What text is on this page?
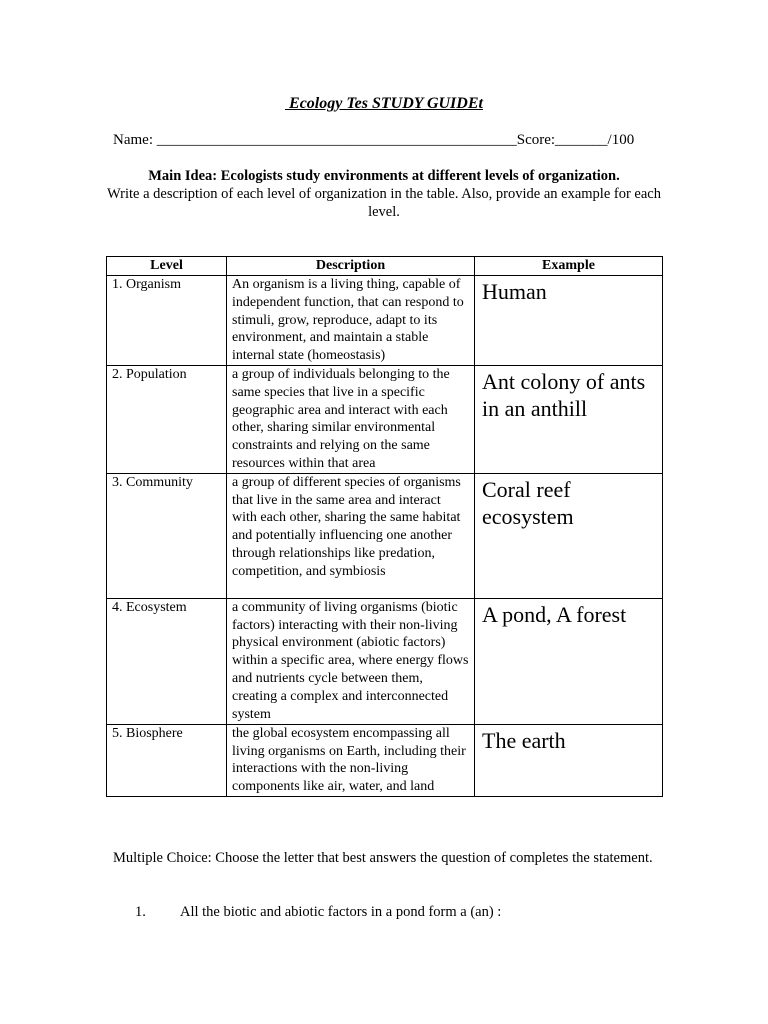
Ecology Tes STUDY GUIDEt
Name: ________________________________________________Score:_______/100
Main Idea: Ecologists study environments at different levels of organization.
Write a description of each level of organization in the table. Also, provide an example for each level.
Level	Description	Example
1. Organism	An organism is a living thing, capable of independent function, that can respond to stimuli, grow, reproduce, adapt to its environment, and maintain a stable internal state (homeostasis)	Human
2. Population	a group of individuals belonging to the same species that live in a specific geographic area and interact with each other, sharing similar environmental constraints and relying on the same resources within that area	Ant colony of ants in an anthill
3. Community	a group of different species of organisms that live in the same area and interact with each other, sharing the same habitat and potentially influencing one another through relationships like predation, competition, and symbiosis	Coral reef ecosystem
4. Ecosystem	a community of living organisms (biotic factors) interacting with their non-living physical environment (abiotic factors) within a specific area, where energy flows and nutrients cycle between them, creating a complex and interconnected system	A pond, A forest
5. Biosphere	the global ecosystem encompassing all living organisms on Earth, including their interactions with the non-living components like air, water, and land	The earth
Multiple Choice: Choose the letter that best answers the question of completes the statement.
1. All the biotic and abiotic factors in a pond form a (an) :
_ _ _ _
TASK OBJECTIVE: Only a number is wanted: how many lines of the material include the word "live".

SOLUTION FOR THIS TASK: 2